## WORK TO BE COMPLETED
Find each line holding "name" and copy it out.

## STORED RECORDS
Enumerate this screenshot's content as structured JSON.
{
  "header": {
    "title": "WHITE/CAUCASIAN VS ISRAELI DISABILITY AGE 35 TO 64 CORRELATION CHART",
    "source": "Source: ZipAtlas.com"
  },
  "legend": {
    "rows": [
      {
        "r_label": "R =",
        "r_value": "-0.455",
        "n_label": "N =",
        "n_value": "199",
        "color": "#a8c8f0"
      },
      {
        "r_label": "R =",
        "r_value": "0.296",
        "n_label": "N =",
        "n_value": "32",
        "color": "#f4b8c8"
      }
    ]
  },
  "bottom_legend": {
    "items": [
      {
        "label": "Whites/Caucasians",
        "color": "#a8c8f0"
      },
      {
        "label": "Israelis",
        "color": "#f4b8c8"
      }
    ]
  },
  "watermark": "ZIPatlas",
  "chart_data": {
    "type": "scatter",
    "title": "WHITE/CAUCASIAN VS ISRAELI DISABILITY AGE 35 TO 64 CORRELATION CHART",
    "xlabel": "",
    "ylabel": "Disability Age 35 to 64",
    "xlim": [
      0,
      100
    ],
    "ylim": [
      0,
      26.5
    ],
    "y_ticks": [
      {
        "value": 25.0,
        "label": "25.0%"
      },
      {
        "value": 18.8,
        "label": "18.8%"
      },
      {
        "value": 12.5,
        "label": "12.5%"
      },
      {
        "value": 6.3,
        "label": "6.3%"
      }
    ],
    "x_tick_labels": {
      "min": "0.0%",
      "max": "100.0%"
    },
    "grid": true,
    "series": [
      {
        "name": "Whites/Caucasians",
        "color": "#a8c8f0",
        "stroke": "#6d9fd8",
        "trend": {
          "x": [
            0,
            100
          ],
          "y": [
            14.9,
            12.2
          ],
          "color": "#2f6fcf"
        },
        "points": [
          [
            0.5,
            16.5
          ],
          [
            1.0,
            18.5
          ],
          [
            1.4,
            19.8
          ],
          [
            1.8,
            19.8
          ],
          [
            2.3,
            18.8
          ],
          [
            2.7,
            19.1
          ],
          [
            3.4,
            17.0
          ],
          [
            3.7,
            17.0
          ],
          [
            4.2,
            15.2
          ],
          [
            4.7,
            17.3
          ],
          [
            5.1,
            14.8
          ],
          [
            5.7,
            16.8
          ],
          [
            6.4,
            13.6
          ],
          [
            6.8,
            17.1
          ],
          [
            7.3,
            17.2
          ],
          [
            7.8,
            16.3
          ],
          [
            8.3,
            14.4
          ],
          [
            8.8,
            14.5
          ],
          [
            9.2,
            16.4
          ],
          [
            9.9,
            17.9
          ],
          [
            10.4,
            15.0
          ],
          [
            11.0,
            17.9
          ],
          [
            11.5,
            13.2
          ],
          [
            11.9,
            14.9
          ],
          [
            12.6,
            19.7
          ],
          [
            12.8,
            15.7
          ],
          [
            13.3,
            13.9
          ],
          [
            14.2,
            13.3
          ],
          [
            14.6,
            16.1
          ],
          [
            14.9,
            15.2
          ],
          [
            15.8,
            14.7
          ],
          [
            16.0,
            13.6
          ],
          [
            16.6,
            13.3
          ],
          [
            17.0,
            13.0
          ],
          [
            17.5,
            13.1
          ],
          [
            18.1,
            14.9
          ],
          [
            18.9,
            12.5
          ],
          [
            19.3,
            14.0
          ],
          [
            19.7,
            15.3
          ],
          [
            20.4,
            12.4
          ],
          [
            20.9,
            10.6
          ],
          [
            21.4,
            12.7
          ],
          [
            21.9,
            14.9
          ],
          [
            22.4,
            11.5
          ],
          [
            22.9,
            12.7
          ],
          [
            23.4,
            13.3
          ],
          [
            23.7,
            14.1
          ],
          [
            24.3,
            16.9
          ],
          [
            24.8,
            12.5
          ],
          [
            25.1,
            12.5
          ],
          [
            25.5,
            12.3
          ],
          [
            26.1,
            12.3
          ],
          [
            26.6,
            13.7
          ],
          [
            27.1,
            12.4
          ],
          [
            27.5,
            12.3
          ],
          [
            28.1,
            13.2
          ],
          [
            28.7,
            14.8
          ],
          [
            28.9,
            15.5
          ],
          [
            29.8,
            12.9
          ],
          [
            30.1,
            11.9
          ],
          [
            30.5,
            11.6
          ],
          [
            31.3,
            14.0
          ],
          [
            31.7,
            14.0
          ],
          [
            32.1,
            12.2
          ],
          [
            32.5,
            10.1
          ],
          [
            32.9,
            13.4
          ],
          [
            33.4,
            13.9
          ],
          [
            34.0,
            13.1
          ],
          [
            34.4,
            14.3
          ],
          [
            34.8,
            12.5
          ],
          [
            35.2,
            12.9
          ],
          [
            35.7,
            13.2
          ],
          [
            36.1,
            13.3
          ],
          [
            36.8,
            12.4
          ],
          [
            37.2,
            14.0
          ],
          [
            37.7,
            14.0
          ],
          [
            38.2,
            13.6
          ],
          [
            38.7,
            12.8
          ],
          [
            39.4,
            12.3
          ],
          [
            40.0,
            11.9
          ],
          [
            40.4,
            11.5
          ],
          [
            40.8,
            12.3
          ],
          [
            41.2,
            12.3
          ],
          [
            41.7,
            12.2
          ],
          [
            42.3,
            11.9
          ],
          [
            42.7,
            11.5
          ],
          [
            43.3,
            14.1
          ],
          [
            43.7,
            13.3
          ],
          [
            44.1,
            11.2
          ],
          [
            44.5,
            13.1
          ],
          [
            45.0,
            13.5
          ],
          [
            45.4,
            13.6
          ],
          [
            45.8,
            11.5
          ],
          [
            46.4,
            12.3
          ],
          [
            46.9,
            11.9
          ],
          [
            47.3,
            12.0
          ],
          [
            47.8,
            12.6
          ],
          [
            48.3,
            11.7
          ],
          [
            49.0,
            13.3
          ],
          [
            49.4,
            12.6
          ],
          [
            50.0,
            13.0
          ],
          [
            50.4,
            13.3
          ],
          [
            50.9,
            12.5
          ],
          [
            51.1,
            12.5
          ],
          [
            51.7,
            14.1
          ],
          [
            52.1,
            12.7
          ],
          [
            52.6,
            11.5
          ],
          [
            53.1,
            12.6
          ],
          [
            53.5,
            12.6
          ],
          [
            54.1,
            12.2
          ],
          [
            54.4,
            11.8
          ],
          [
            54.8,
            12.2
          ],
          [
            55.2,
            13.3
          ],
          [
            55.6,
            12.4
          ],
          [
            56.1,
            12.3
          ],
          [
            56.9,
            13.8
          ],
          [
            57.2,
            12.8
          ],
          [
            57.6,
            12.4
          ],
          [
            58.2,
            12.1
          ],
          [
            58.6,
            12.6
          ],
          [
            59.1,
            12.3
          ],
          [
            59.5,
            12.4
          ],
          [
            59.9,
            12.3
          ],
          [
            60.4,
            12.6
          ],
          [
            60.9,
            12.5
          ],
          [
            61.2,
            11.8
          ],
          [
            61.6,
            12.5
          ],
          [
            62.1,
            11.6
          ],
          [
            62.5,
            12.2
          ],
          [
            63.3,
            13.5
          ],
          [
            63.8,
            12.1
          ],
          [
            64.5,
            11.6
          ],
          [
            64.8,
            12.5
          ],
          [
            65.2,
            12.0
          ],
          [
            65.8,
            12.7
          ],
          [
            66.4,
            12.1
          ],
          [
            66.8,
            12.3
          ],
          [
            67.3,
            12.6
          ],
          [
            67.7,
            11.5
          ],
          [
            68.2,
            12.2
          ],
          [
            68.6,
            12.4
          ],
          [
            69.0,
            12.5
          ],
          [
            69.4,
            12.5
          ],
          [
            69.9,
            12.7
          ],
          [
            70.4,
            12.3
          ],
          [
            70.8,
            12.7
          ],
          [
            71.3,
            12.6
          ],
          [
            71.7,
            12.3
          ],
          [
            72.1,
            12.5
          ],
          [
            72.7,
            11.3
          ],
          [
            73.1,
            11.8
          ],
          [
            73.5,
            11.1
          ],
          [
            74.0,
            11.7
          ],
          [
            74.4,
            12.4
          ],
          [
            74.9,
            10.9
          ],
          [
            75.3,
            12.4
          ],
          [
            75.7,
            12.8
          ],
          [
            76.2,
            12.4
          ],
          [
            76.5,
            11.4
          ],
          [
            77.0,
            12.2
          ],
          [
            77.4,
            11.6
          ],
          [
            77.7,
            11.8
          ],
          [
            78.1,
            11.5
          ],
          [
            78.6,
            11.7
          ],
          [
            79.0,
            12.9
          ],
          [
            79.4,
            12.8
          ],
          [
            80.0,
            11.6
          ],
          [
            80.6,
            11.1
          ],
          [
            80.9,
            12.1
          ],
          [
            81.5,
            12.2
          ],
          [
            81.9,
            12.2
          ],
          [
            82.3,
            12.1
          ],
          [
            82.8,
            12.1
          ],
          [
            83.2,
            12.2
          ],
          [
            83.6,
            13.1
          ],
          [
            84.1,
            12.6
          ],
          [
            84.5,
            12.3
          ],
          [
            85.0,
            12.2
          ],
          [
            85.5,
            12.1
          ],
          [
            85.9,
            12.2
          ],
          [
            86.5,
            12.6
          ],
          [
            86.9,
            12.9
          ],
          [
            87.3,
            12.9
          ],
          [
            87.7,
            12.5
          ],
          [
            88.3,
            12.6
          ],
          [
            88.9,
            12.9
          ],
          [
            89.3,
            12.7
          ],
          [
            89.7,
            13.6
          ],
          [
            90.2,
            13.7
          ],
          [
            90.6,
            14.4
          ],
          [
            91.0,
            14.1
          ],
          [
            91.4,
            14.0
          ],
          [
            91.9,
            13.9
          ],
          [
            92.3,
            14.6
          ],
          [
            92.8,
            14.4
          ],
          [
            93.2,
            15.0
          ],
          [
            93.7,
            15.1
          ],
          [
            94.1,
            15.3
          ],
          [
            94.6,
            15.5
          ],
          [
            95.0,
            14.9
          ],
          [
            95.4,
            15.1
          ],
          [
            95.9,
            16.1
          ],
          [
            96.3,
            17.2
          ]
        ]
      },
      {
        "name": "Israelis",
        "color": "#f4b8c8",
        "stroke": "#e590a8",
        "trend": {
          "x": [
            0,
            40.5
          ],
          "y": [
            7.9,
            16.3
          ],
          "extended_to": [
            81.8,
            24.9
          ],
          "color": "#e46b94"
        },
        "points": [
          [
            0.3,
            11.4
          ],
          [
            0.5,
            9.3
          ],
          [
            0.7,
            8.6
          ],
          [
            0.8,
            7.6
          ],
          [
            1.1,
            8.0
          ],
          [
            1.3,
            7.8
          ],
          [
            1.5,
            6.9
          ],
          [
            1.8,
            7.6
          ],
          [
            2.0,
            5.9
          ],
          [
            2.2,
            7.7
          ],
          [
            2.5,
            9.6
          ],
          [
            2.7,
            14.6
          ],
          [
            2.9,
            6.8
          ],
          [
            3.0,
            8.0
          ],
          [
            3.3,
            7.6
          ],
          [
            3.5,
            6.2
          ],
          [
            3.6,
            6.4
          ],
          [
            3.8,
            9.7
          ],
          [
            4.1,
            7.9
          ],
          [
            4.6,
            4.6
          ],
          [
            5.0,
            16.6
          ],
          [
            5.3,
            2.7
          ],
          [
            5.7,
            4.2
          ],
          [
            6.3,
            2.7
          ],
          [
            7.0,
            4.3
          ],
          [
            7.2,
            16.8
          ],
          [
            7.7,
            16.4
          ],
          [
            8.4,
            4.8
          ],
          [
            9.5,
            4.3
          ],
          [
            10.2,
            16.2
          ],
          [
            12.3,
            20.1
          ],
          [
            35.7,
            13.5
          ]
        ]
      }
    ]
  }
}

## IN RESPONSE
        "name": "Whites/Caucasians",
        "name": "Israelis",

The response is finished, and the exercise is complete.